[Items listed in a dataset]
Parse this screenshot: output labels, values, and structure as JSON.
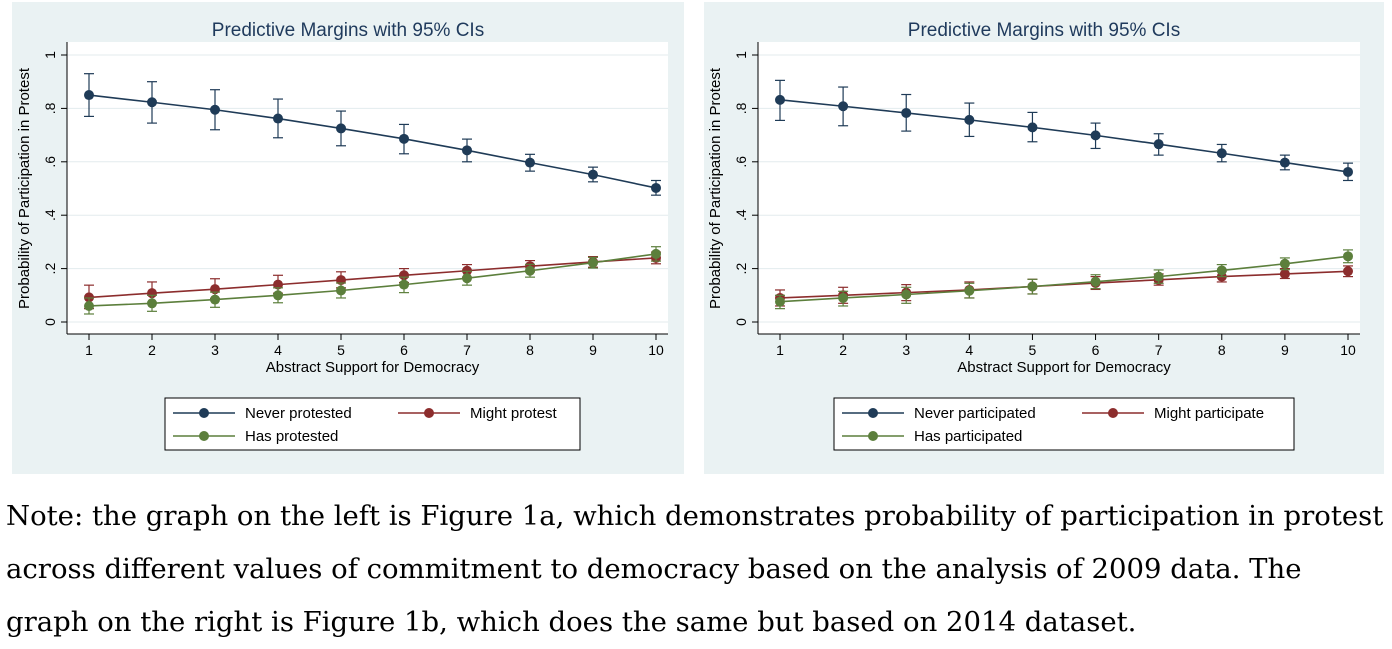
{
  "chart_data": [
    {
      "type": "line",
      "title": "Predictive Margins with 95% CIs",
      "xlabel": "Abstract Support for Democracy",
      "ylabel": "Probability of Participation in Protest",
      "x": [
        1,
        2,
        3,
        4,
        5,
        6,
        7,
        8,
        9,
        10
      ],
      "xlim": [
        1,
        10
      ],
      "ylim": [
        0,
        1
      ],
      "yticks": [
        "0",
        ".2",
        ".4",
        ".6",
        ".8",
        "1"
      ],
      "error_bars": "95% CI",
      "legend_position": "bottom",
      "series": [
        {
          "name": "Never protested",
          "color": "#1f3b57",
          "values": [
            0.85,
            0.823,
            0.795,
            0.762,
            0.725,
            0.686,
            0.643,
            0.597,
            0.552,
            0.502
          ],
          "ci_low": [
            0.77,
            0.745,
            0.72,
            0.69,
            0.66,
            0.63,
            0.6,
            0.565,
            0.525,
            0.475
          ],
          "ci_high": [
            0.93,
            0.9,
            0.87,
            0.835,
            0.79,
            0.74,
            0.685,
            0.628,
            0.58,
            0.53
          ]
        },
        {
          "name": "Might protest",
          "color": "#8c2d2d",
          "values": [
            0.092,
            0.108,
            0.123,
            0.14,
            0.157,
            0.175,
            0.192,
            0.209,
            0.225,
            0.24
          ],
          "ci_low": [
            0.05,
            0.07,
            0.088,
            0.108,
            0.128,
            0.148,
            0.168,
            0.188,
            0.205,
            0.218
          ],
          "ci_high": [
            0.138,
            0.15,
            0.162,
            0.175,
            0.188,
            0.2,
            0.215,
            0.23,
            0.245,
            0.262
          ]
        },
        {
          "name": "Has protested",
          "color": "#5c7f3c",
          "values": [
            0.06,
            0.07,
            0.084,
            0.1,
            0.118,
            0.14,
            0.164,
            0.192,
            0.222,
            0.255
          ],
          "ci_low": [
            0.03,
            0.04,
            0.055,
            0.072,
            0.09,
            0.11,
            0.138,
            0.168,
            0.202,
            0.228
          ],
          "ci_high": [
            0.09,
            0.1,
            0.112,
            0.128,
            0.146,
            0.168,
            0.19,
            0.216,
            0.242,
            0.282
          ]
        }
      ]
    },
    {
      "type": "line",
      "title": "Predictive Margins with 95% CIs",
      "xlabel": "Abstract Support for Democracy",
      "ylabel": "Probability of Participation in Protest",
      "x": [
        1,
        2,
        3,
        4,
        5,
        6,
        7,
        8,
        9,
        10
      ],
      "xlim": [
        1,
        10
      ],
      "ylim": [
        0,
        1
      ],
      "yticks": [
        "0",
        ".2",
        ".4",
        ".6",
        ".8",
        "1"
      ],
      "error_bars": "95% CI",
      "legend_position": "bottom",
      "series": [
        {
          "name": "Never participated",
          "color": "#1f3b57",
          "values": [
            0.832,
            0.808,
            0.783,
            0.757,
            0.729,
            0.699,
            0.666,
            0.632,
            0.597,
            0.562
          ],
          "ci_low": [
            0.755,
            0.735,
            0.715,
            0.695,
            0.675,
            0.65,
            0.625,
            0.6,
            0.57,
            0.53
          ],
          "ci_high": [
            0.905,
            0.88,
            0.852,
            0.82,
            0.785,
            0.745,
            0.705,
            0.665,
            0.625,
            0.595
          ]
        },
        {
          "name": "Might participate",
          "color": "#8c2d2d",
          "values": [
            0.09,
            0.1,
            0.11,
            0.12,
            0.133,
            0.146,
            0.158,
            0.17,
            0.18,
            0.19
          ],
          "ci_low": [
            0.06,
            0.07,
            0.08,
            0.09,
            0.105,
            0.122,
            0.138,
            0.15,
            0.163,
            0.17
          ],
          "ci_high": [
            0.12,
            0.13,
            0.14,
            0.15,
            0.16,
            0.17,
            0.18,
            0.19,
            0.2,
            0.21
          ]
        },
        {
          "name": "Has participated",
          "color": "#5c7f3c",
          "values": [
            0.076,
            0.09,
            0.103,
            0.117,
            0.133,
            0.151,
            0.17,
            0.193,
            0.218,
            0.246
          ],
          "ci_low": [
            0.05,
            0.06,
            0.07,
            0.09,
            0.105,
            0.125,
            0.145,
            0.17,
            0.196,
            0.222
          ],
          "ci_high": [
            0.1,
            0.115,
            0.13,
            0.145,
            0.16,
            0.177,
            0.195,
            0.215,
            0.24,
            0.27
          ]
        }
      ]
    }
  ],
  "note": "Note: the graph on the left is Figure 1a, which demonstrates probability of participation in protest across different values of commitment to democracy based on the analysis of 2009 data. The graph on the right is Figure 1b, which does the same but based on 2014 dataset."
}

● GIVEN PROBLEM:
Copy out all of the material exactly as written, without its pictures.

● RESULT OF THIS EXERCISE:
Parse this screenshot: output labels, values, and structure as JSON.
{
  "chart_data": [
    {
      "type": "line",
      "title": "Predictive Margins with 95% CIs",
      "xlabel": "Abstract Support for Democracy",
      "ylabel": "Probability of Participation in Protest",
      "x": [
        1,
        2,
        3,
        4,
        5,
        6,
        7,
        8,
        9,
        10
      ],
      "xlim": [
        1,
        10
      ],
      "ylim": [
        0,
        1
      ],
      "yticks": [
        "0",
        ".2",
        ".4",
        ".6",
        ".8",
        "1"
      ],
      "error_bars": "95% CI",
      "legend_position": "bottom",
      "series": [
        {
          "name": "Never protested",
          "color": "#1f3b57",
          "values": [
            0.85,
            0.823,
            0.795,
            0.762,
            0.725,
            0.686,
            0.643,
            0.597,
            0.552,
            0.502
          ],
          "ci_low": [
            0.77,
            0.745,
            0.72,
            0.69,
            0.66,
            0.63,
            0.6,
            0.565,
            0.525,
            0.475
          ],
          "ci_high": [
            0.93,
            0.9,
            0.87,
            0.835,
            0.79,
            0.74,
            0.685,
            0.628,
            0.58,
            0.53
          ]
        },
        {
          "name": "Might protest",
          "color": "#8c2d2d",
          "values": [
            0.092,
            0.108,
            0.123,
            0.14,
            0.157,
            0.175,
            0.192,
            0.209,
            0.225,
            0.24
          ],
          "ci_low": [
            0.05,
            0.07,
            0.088,
            0.108,
            0.128,
            0.148,
            0.168,
            0.188,
            0.205,
            0.218
          ],
          "ci_high": [
            0.138,
            0.15,
            0.162,
            0.175,
            0.188,
            0.2,
            0.215,
            0.23,
            0.245,
            0.262
          ]
        },
        {
          "name": "Has protested",
          "color": "#5c7f3c",
          "values": [
            0.06,
            0.07,
            0.084,
            0.1,
            0.118,
            0.14,
            0.164,
            0.192,
            0.222,
            0.255
          ],
          "ci_low": [
            0.03,
            0.04,
            0.055,
            0.072,
            0.09,
            0.11,
            0.138,
            0.168,
            0.202,
            0.228
          ],
          "ci_high": [
            0.09,
            0.1,
            0.112,
            0.128,
            0.146,
            0.168,
            0.19,
            0.216,
            0.242,
            0.282
          ]
        }
      ]
    },
    {
      "type": "line",
      "title": "Predictive Margins with 95% CIs",
      "xlabel": "Abstract Support for Democracy",
      "ylabel": "Probability of Participation in Protest",
      "x": [
        1,
        2,
        3,
        4,
        5,
        6,
        7,
        8,
        9,
        10
      ],
      "xlim": [
        1,
        10
      ],
      "ylim": [
        0,
        1
      ],
      "yticks": [
        "0",
        ".2",
        ".4",
        ".6",
        ".8",
        "1"
      ],
      "error_bars": "95% CI",
      "legend_position": "bottom",
      "series": [
        {
          "name": "Never participated",
          "color": "#1f3b57",
          "values": [
            0.832,
            0.808,
            0.783,
            0.757,
            0.729,
            0.699,
            0.666,
            0.632,
            0.597,
            0.562
          ],
          "ci_low": [
            0.755,
            0.735,
            0.715,
            0.695,
            0.675,
            0.65,
            0.625,
            0.6,
            0.57,
            0.53
          ],
          "ci_high": [
            0.905,
            0.88,
            0.852,
            0.82,
            0.785,
            0.745,
            0.705,
            0.665,
            0.625,
            0.595
          ]
        },
        {
          "name": "Might participate",
          "color": "#8c2d2d",
          "values": [
            0.09,
            0.1,
            0.11,
            0.12,
            0.133,
            0.146,
            0.158,
            0.17,
            0.18,
            0.19
          ],
          "ci_low": [
            0.06,
            0.07,
            0.08,
            0.09,
            0.105,
            0.122,
            0.138,
            0.15,
            0.163,
            0.17
          ],
          "ci_high": [
            0.12,
            0.13,
            0.14,
            0.15,
            0.16,
            0.17,
            0.18,
            0.19,
            0.2,
            0.21
          ]
        },
        {
          "name": "Has participated",
          "color": "#5c7f3c",
          "values": [
            0.076,
            0.09,
            0.103,
            0.117,
            0.133,
            0.151,
            0.17,
            0.193,
            0.218,
            0.246
          ],
          "ci_low": [
            0.05,
            0.06,
            0.07,
            0.09,
            0.105,
            0.125,
            0.145,
            0.17,
            0.196,
            0.222
          ],
          "ci_high": [
            0.1,
            0.115,
            0.13,
            0.145,
            0.16,
            0.177,
            0.195,
            0.215,
            0.24,
            0.27
          ]
        }
      ]
    }
  ],
  "note": "Note: the graph on the left is Figure 1a, which demonstrates probability of participation in protest across different values of commitment to democracy based on the analysis of 2009 data. The graph on the right is Figure 1b, which does the same but based on 2014 dataset."
}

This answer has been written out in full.